▶ [What is expected] Would it be possible to write out each entry below exactly, without the pictures?
****************************************
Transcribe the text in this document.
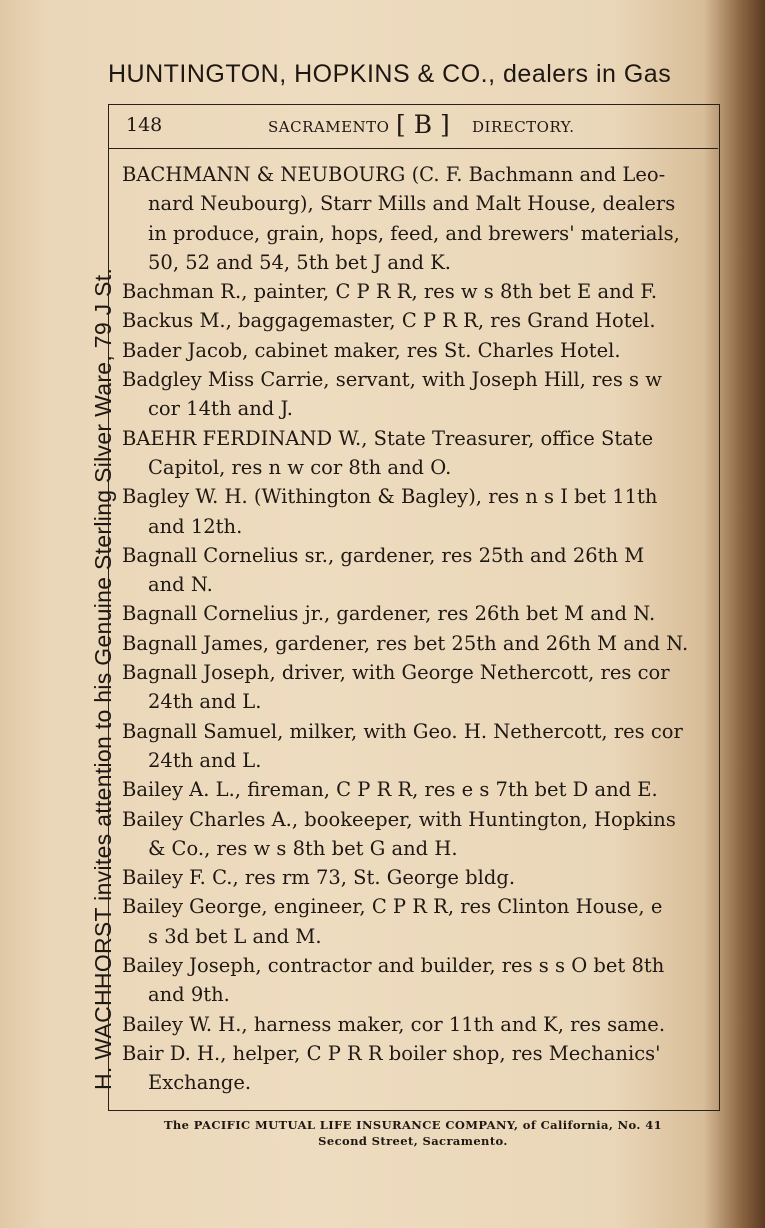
HUNTINGTON, HOPKINS & CO., dealers in Gas
H. WACHHORST invites attention to his Genuine Sterling Silver Ware, 79 J St.
148	SACRAMENTO [ B ] DIRECTORY.
BACHMANN & NEUBOURG (C. F. Bachmann and Leo-
nard Neubourg), Starr Mills and Malt House, dealers
in produce, grain, hops, feed, and brewers' materials,
50, 52 and 54, 5th bet J and K.
Bachman R., painter, C P R R, res w s 8th bet E and F.
Backus M., baggagemaster, C P R R, res Grand Hotel.
Bader Jacob, cabinet maker, res St. Charles Hotel.
Badgley Miss Carrie, servant, with Joseph Hill, res s w
cor 14th and J.
BAEHR FERDINAND W., State Treasurer, office State
Capitol, res n w cor 8th and O.
Bagley W. H. (Withington & Bagley), res n s I bet 11th
and 12th.
Bagnall Cornelius sr., gardener, res 25th and 26th M
and N.
Bagnall Cornelius jr., gardener, res 26th bet M and N.
Bagnall James, gardener, res bet 25th and 26th M and N.
Bagnall Joseph, driver, with George Nethercott, res cor
24th and L.
Bagnall Samuel, milker, with Geo. H. Nethercott, res cor
24th and L.
Bailey A. L., fireman, C P R R, res e s 7th bet D and E.
Bailey Charles A., bookeeper, with Huntington, Hopkins
& Co., res w s 8th bet G and H.
Bailey F. C., res rm 73, St. George bldg.
Bailey George, engineer, C P R R, res Clinton House, e
s 3d bet L and M.
Bailey Joseph, contractor and builder, res s s O bet 8th
and 9th.
Bailey W. H., harness maker, cor 11th and K, res same.
Bair D. H., helper, C P R R boiler shop, res Mechanics'
Exchange.
The PACIFIC MUTUAL LIFE INSURANCE COMPANY, of California, No. 41
Second Street, Sacramento.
****************************************
▶ [Written response]
Transcribe the text in this document.
HUNTINGTON, HOPKINS & CO., dealers in Gas
H. WACHHORST invites attention to his Genuine Sterling Silver Ware, 79 J St.
148	SACRAMENTO [ B ] DIRECTORY.
BACHMANN & NEUBOURG (C. F. Bachmann and Leo-
nard Neubourg), Starr Mills and Malt House, dealers
in produce, grain, hops, feed, and brewers' materials,
50, 52 and 54, 5th bet J and K.
Bachman R., painter, C P R R, res w s 8th bet E and F.
Backus M., baggagemaster, C P R R, res Grand Hotel.
Bader Jacob, cabinet maker, res St. Charles Hotel.
Badgley Miss Carrie, servant, with Joseph Hill, res s w
cor 14th and J.
BAEHR FERDINAND W., State Treasurer, office State
Capitol, res n w cor 8th and O.
Bagley W. H. (Withington & Bagley), res n s I bet 11th
and 12th.
Bagnall Cornelius sr., gardener, res 25th and 26th M
and N.
Bagnall Cornelius jr., gardener, res 26th bet M and N.
Bagnall James, gardener, res bet 25th and 26th M and N.
Bagnall Joseph, driver, with George Nethercott, res cor
24th and L.
Bagnall Samuel, milker, with Geo. H. Nethercott, res cor
24th and L.
Bailey A. L., fireman, C P R R, res e s 7th bet D and E.
Bailey Charles A., bookeeper, with Huntington, Hopkins
& Co., res w s 8th bet G and H.
Bailey F. C., res rm 73, St. George bldg.
Bailey George, engineer, C P R R, res Clinton House, e
s 3d bet L and M.
Bailey Joseph, contractor and builder, res s s O bet 8th
and 9th.
Bailey W. H., harness maker, cor 11th and K, res same.
Bair D. H., helper, C P R R boiler shop, res Mechanics'
Exchange.
The PACIFIC MUTUAL LIFE INSURANCE COMPANY, of California, No. 41
Second Street, Sacramento.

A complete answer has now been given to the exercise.